§ Material provided:
_ _ _ _ _ _ _

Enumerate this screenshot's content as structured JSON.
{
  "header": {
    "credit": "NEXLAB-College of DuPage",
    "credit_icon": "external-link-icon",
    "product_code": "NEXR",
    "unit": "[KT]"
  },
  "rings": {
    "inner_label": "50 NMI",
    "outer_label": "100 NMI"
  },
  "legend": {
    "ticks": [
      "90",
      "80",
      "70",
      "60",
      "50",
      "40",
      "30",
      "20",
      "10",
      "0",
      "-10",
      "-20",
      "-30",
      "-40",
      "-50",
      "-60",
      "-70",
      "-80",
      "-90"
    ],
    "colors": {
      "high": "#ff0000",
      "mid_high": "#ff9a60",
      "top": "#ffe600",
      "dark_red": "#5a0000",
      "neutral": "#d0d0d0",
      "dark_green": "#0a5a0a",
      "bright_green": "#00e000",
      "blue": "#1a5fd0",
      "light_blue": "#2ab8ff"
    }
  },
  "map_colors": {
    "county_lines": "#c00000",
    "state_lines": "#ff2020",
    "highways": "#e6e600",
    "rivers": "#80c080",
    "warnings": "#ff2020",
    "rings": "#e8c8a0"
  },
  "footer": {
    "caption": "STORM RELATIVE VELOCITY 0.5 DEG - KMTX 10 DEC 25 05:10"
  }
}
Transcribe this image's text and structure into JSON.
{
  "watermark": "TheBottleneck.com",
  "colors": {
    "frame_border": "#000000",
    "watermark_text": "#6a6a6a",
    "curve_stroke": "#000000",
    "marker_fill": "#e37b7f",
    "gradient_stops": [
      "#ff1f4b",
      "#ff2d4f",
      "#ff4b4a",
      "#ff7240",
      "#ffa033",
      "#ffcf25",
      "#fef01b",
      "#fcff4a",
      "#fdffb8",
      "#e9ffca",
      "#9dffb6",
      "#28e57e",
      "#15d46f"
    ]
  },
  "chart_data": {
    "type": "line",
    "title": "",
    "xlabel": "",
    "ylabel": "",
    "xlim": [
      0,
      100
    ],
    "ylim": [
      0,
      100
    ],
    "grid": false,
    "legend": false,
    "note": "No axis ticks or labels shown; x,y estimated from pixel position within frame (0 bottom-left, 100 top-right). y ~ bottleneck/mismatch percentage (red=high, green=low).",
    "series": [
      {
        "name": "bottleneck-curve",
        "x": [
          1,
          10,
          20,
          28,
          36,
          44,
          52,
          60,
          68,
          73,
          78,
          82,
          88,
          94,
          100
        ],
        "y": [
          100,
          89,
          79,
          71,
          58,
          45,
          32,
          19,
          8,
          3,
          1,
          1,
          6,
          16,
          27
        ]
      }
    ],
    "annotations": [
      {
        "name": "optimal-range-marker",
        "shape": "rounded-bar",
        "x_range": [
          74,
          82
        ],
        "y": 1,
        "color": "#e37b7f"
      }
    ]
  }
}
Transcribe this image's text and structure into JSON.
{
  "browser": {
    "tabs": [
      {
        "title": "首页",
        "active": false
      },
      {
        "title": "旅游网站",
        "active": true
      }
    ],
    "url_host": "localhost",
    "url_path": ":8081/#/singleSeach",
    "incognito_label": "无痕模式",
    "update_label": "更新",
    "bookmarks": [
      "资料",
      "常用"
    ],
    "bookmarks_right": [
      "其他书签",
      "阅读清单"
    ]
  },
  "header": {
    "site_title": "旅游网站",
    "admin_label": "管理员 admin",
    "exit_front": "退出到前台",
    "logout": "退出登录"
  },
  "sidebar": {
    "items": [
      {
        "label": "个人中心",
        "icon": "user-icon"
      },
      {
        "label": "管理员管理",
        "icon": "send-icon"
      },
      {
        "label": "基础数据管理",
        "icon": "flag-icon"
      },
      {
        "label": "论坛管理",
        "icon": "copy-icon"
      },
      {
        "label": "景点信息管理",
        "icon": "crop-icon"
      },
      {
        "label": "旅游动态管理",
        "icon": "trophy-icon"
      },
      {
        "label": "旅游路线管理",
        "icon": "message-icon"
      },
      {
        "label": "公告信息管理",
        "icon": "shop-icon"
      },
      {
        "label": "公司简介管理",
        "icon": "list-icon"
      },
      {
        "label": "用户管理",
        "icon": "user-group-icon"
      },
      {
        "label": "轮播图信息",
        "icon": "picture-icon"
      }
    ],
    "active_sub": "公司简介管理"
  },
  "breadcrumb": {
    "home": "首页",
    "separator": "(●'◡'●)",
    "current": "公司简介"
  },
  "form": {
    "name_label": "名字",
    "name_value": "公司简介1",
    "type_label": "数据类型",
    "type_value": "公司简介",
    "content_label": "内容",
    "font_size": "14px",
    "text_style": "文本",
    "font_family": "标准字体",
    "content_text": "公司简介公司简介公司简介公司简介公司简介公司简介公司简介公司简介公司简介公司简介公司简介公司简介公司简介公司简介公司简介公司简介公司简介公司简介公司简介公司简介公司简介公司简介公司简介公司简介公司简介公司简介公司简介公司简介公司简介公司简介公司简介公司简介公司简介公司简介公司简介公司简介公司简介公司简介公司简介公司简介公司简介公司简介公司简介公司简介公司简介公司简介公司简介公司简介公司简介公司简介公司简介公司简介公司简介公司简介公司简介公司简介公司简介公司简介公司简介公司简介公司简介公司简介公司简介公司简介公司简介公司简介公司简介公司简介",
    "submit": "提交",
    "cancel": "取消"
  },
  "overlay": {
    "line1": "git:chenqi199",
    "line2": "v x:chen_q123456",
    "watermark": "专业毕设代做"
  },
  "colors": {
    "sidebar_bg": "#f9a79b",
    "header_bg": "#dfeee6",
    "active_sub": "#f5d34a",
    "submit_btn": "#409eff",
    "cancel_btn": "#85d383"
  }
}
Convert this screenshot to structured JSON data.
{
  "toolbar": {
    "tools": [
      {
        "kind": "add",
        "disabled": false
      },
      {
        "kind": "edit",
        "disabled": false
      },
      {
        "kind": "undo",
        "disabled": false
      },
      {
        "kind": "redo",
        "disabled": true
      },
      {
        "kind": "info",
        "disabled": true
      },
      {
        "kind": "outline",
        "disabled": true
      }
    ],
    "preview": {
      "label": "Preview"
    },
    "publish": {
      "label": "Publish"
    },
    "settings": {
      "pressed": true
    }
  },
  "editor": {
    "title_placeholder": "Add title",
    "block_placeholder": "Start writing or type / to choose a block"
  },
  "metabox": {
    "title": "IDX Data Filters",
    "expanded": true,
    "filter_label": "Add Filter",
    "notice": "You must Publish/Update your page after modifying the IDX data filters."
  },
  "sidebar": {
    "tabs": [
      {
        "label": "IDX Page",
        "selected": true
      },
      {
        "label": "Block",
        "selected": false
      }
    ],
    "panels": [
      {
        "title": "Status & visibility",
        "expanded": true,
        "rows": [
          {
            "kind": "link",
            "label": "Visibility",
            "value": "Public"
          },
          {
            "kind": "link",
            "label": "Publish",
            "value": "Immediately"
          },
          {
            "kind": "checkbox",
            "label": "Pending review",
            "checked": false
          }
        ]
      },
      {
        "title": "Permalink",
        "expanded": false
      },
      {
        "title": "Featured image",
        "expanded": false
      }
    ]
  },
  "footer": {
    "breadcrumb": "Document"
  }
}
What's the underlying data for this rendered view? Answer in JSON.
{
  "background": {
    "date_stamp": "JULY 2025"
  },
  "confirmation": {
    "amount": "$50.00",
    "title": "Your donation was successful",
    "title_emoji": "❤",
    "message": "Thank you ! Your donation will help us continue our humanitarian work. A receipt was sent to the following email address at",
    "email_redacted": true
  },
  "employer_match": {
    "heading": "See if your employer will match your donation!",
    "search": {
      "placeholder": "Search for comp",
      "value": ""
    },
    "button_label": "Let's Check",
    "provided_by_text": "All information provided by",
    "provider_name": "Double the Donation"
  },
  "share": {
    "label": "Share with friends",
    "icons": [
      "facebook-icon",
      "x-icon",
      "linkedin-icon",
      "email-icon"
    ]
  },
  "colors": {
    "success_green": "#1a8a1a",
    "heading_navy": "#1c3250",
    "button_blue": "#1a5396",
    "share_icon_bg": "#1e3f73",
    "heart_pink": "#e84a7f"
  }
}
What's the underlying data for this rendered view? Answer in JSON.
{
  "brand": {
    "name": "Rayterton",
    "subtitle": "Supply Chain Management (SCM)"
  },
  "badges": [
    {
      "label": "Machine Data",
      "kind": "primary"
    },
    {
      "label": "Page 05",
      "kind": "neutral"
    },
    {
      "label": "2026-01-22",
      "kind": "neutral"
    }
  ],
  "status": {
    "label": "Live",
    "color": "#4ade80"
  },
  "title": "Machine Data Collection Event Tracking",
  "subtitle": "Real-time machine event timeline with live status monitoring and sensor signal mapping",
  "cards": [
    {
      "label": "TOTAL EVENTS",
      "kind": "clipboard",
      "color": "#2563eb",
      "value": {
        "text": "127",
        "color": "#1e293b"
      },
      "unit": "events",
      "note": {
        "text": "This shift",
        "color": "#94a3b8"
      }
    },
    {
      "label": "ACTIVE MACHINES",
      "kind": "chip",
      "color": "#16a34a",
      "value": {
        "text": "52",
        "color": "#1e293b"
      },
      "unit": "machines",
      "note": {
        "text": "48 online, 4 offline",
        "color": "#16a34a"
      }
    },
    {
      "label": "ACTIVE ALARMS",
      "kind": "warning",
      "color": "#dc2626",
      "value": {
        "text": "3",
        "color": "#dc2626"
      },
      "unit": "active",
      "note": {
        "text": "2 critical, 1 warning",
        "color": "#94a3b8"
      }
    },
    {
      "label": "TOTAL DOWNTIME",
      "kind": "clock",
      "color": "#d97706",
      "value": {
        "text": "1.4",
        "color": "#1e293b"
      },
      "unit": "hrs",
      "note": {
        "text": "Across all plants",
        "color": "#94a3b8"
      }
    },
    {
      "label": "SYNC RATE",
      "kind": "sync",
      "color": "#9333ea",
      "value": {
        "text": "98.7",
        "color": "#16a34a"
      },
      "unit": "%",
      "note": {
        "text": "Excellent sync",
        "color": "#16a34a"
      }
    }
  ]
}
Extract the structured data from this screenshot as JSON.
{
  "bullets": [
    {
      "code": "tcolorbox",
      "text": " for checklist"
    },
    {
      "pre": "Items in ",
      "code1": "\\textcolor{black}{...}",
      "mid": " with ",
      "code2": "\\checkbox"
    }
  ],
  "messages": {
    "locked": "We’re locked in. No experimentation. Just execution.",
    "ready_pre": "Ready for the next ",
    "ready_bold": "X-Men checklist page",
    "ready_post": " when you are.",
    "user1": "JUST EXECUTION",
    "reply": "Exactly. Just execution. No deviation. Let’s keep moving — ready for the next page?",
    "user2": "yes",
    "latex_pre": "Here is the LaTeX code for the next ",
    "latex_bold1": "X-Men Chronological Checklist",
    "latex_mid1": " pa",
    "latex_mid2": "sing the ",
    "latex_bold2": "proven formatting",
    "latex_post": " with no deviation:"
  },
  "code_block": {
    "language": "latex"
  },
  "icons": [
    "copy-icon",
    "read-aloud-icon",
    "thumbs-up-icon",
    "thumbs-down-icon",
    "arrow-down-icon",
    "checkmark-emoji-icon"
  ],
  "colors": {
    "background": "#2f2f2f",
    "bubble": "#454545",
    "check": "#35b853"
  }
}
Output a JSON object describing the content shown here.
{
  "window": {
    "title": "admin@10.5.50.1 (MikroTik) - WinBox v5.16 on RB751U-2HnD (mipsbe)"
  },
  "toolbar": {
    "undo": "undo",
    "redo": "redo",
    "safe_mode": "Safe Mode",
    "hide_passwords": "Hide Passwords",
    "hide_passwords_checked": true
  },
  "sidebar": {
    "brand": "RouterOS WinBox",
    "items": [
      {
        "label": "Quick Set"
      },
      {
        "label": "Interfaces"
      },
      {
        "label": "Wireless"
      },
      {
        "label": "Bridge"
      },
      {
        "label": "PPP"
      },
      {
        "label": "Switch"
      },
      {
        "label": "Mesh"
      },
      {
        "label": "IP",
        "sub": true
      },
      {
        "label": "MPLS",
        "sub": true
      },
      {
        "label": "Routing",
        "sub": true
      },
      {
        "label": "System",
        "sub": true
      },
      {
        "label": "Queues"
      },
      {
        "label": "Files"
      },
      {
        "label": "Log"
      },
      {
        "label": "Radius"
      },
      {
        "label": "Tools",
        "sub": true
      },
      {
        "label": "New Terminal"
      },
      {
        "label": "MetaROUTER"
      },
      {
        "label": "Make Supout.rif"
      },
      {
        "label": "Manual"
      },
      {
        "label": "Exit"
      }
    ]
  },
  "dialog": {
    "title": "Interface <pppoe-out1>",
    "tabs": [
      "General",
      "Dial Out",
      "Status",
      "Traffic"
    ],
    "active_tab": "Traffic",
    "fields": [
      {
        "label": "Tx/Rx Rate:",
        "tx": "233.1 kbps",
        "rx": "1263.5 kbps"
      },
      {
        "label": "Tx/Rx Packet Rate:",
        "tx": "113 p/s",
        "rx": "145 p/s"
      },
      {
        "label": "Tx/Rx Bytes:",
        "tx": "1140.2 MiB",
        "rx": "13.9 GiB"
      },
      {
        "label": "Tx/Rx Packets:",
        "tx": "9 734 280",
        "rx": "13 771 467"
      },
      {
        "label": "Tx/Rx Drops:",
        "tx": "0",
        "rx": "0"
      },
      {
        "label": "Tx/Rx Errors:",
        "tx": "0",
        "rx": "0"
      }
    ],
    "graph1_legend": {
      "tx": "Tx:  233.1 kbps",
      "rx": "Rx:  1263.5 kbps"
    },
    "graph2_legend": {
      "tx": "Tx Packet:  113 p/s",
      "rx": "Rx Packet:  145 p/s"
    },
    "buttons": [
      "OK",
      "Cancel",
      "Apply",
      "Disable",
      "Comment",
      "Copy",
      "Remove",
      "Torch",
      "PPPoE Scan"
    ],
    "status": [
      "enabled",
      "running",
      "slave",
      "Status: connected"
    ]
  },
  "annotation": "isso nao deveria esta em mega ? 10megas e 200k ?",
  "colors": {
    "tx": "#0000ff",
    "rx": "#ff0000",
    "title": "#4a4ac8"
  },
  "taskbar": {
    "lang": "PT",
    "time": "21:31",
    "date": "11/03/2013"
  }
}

_ _ _ _ _ _ _

§ Written problem:
Copy out every line in the listing where the word "subtitle" appears.

§ Answer to the problem:
    "subtitle": "Supply Chain Management (SCM)"
  "subtitle": "Real-time machine event timeline with live status monitoring and sensor signal mapping",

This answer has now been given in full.